GOAL OF THE EXERCISE ->
Look at each line of the records and count those with "revised" in them. Please answer with the count alone.

--- Start DATA ---

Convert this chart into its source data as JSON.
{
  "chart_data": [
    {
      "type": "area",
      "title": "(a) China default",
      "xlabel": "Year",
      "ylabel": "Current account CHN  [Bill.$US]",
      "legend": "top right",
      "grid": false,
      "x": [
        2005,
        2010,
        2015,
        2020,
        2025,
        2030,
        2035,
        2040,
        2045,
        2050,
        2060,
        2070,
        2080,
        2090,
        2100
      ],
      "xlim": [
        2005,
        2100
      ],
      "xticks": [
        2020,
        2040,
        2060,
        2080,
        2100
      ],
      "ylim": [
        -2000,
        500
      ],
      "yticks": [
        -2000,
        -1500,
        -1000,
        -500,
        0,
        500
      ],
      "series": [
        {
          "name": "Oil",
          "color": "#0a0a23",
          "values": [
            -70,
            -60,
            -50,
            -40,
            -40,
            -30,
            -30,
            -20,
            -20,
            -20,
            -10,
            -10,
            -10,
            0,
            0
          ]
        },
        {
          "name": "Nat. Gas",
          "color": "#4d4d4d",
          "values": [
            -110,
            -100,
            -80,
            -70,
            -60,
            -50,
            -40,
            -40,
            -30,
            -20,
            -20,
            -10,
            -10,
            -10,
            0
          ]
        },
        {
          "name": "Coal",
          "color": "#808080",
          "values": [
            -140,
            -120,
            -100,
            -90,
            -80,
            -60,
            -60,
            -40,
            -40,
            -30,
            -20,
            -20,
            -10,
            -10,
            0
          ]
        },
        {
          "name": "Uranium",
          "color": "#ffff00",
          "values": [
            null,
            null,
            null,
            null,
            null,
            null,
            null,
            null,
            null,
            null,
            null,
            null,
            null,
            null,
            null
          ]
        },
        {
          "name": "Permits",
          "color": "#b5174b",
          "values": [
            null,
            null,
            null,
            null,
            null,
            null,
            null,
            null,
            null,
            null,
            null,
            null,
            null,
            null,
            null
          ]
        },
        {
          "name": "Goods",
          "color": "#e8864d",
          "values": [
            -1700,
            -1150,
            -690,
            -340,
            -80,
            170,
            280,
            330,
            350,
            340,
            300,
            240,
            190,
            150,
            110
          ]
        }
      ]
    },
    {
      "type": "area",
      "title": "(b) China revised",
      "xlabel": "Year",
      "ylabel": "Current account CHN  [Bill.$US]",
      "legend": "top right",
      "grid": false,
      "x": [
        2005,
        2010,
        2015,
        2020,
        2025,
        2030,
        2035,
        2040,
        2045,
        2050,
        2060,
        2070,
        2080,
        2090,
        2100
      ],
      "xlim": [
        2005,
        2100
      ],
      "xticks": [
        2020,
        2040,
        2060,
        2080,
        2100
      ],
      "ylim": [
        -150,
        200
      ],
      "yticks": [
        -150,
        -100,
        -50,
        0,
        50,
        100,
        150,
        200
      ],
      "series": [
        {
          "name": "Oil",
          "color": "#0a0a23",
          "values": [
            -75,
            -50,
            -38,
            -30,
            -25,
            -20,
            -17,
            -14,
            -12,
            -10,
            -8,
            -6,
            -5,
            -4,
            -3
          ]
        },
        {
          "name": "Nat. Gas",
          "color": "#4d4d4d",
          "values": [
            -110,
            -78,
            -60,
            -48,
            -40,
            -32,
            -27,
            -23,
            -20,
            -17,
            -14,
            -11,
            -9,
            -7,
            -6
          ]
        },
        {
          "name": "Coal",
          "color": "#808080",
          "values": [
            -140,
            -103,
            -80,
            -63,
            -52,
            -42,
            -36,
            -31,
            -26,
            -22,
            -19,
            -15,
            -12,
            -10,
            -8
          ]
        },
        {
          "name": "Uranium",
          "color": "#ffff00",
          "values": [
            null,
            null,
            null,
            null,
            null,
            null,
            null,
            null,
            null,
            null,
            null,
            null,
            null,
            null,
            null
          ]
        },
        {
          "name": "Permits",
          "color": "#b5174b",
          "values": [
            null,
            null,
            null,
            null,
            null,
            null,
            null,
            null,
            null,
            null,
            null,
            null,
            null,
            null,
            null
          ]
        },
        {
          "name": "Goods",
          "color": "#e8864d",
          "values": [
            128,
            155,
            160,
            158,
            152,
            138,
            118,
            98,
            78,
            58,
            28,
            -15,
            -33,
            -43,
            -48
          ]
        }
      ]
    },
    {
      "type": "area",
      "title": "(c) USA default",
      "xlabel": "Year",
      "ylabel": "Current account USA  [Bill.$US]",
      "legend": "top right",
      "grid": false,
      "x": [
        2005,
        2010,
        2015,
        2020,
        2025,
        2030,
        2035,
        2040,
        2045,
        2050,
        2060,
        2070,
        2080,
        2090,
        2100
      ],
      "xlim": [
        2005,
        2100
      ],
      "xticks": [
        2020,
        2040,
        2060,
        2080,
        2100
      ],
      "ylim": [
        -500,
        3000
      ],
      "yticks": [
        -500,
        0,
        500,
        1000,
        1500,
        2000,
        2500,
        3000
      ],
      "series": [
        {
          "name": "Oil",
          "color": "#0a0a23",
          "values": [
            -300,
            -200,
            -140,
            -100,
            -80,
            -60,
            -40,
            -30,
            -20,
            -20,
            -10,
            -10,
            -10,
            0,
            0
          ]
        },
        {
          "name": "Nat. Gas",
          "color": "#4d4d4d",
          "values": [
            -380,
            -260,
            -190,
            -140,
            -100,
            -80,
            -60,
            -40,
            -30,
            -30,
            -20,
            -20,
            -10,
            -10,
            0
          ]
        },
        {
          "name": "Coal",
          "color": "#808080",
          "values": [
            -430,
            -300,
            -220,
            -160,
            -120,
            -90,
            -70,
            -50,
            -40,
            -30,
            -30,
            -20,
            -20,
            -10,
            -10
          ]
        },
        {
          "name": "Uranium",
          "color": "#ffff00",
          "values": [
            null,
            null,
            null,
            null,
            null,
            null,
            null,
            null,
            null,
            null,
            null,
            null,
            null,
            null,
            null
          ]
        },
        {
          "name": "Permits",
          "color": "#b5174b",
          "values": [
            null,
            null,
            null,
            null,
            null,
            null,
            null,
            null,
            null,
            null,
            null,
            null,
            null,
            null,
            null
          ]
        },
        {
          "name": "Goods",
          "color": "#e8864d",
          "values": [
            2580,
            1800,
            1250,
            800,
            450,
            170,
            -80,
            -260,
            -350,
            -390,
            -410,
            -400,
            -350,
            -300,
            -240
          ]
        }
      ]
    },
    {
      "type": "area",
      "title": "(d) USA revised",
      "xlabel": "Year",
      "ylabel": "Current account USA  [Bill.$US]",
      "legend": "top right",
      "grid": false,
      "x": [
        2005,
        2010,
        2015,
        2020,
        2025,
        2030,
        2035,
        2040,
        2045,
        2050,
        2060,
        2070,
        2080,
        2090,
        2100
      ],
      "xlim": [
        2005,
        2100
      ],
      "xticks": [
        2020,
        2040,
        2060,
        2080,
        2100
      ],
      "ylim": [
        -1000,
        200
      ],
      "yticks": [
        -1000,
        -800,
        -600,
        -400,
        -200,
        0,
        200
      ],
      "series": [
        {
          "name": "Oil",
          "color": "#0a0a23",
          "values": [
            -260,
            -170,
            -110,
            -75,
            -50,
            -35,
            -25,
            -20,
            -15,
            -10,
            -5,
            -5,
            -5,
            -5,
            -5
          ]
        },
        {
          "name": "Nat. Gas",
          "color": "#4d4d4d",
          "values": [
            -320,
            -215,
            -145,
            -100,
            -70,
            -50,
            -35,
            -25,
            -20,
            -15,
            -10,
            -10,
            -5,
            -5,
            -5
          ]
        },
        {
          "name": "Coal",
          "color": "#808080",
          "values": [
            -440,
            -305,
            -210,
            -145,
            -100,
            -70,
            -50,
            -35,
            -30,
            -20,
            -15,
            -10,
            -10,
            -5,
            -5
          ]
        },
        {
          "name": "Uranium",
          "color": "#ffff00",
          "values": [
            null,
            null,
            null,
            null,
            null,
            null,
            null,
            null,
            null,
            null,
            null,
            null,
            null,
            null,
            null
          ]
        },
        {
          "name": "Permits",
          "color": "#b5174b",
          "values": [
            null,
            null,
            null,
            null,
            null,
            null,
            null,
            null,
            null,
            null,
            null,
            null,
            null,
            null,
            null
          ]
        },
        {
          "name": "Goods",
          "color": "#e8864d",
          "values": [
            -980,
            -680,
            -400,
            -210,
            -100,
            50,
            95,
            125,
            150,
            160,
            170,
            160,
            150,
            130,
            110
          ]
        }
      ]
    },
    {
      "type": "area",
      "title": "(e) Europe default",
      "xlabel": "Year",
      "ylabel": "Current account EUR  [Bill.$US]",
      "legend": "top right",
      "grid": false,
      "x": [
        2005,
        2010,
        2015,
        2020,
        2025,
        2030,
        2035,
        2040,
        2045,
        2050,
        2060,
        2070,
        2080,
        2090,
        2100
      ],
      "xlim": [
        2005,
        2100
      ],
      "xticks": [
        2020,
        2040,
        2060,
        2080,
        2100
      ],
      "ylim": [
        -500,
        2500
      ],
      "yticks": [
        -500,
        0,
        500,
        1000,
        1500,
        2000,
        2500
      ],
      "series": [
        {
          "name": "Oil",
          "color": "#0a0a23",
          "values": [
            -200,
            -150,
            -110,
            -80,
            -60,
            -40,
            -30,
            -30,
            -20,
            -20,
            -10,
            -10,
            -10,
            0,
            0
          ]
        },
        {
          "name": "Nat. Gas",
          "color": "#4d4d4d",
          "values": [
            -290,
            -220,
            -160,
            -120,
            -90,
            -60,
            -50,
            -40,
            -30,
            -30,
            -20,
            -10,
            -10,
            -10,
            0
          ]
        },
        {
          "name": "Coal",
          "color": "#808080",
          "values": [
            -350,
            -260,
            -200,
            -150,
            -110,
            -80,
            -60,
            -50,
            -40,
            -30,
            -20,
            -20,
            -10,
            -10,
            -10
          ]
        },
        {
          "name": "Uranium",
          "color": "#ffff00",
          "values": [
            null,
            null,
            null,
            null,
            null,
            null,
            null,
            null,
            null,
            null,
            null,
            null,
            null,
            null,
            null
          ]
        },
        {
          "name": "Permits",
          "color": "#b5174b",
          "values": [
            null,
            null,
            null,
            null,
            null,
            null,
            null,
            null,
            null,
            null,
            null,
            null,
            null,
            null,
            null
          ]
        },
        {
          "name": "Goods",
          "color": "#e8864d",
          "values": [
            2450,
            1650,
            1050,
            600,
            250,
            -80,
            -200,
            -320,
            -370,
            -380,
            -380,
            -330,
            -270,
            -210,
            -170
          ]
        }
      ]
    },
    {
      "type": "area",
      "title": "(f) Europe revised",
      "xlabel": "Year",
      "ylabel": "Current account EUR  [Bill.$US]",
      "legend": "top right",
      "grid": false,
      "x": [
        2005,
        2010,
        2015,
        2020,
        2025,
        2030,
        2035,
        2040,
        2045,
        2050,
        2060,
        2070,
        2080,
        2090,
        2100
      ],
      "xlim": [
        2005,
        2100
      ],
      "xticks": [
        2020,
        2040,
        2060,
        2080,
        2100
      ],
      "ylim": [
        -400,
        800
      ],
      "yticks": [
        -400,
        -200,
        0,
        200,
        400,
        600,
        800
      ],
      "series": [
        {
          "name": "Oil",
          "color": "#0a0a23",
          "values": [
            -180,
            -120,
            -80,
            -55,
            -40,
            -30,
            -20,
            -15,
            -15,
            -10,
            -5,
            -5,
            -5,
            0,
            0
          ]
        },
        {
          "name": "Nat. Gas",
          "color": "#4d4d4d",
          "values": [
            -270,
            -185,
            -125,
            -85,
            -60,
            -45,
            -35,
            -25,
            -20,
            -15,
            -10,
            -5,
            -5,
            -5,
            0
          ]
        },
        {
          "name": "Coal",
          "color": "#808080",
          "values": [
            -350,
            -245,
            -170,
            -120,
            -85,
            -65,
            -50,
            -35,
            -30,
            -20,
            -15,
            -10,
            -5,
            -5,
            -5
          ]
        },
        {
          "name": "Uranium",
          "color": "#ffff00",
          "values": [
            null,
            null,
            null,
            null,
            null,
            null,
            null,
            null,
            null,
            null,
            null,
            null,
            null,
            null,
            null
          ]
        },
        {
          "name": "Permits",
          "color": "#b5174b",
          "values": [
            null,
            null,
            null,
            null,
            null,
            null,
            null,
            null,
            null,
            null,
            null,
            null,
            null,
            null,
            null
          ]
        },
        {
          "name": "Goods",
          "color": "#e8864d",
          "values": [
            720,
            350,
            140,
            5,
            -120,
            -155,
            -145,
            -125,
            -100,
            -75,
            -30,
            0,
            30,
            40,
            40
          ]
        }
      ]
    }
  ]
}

--- End DATA ---

RESULT ->
3